Recorded data
============================================================
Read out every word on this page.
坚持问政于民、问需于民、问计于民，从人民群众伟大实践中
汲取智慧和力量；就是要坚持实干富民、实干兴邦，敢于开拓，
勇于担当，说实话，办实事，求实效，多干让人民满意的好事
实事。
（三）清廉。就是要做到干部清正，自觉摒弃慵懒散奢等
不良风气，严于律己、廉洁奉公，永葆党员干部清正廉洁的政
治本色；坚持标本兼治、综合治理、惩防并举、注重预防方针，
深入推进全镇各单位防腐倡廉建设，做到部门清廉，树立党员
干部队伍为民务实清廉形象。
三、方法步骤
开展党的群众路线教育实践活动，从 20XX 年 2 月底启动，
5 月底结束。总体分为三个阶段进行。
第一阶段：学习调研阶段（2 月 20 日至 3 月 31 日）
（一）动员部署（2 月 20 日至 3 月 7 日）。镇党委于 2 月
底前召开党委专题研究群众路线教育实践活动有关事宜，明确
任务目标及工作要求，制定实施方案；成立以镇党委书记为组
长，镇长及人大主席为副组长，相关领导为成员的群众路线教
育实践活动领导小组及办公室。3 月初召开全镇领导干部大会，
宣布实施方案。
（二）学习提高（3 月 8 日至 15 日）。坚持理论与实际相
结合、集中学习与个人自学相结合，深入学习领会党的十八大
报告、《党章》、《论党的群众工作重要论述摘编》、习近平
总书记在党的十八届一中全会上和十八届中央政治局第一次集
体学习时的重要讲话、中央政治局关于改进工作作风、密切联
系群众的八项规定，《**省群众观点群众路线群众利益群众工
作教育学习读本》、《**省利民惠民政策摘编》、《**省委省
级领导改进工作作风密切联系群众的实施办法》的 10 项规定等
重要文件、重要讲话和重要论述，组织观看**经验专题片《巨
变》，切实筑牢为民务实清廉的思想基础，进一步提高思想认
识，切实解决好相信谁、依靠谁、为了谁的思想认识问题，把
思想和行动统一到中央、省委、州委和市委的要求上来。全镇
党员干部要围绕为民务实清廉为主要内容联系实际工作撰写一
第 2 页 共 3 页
============================================================
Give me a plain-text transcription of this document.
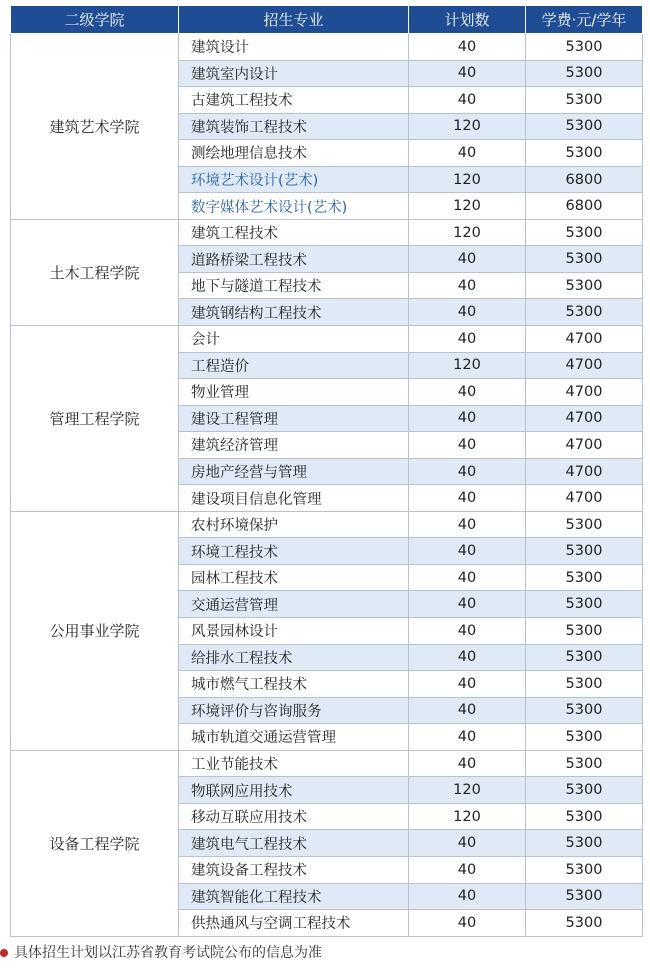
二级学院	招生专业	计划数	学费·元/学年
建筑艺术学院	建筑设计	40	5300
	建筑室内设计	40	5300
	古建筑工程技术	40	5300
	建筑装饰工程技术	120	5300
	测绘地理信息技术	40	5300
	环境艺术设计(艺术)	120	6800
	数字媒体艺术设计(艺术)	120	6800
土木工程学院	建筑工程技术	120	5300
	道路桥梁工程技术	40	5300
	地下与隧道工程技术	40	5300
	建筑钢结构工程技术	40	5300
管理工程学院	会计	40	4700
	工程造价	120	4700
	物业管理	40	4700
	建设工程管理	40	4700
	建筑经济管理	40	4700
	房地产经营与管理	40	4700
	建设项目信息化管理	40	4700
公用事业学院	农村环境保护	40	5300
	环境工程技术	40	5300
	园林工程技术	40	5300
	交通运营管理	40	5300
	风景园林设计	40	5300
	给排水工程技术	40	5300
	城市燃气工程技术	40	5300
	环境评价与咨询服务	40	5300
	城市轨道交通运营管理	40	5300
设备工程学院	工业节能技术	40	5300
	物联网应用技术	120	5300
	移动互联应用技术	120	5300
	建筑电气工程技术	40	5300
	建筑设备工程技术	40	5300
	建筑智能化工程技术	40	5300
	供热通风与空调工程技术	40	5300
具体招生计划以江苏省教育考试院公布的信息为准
============================================================
• _WORK TO DO_
In the records above, find each line that holds the word "this"; copy all such lines.

• _TASK RESULT_
Read out every word on this page.
Give me a plain-text transcription of this document.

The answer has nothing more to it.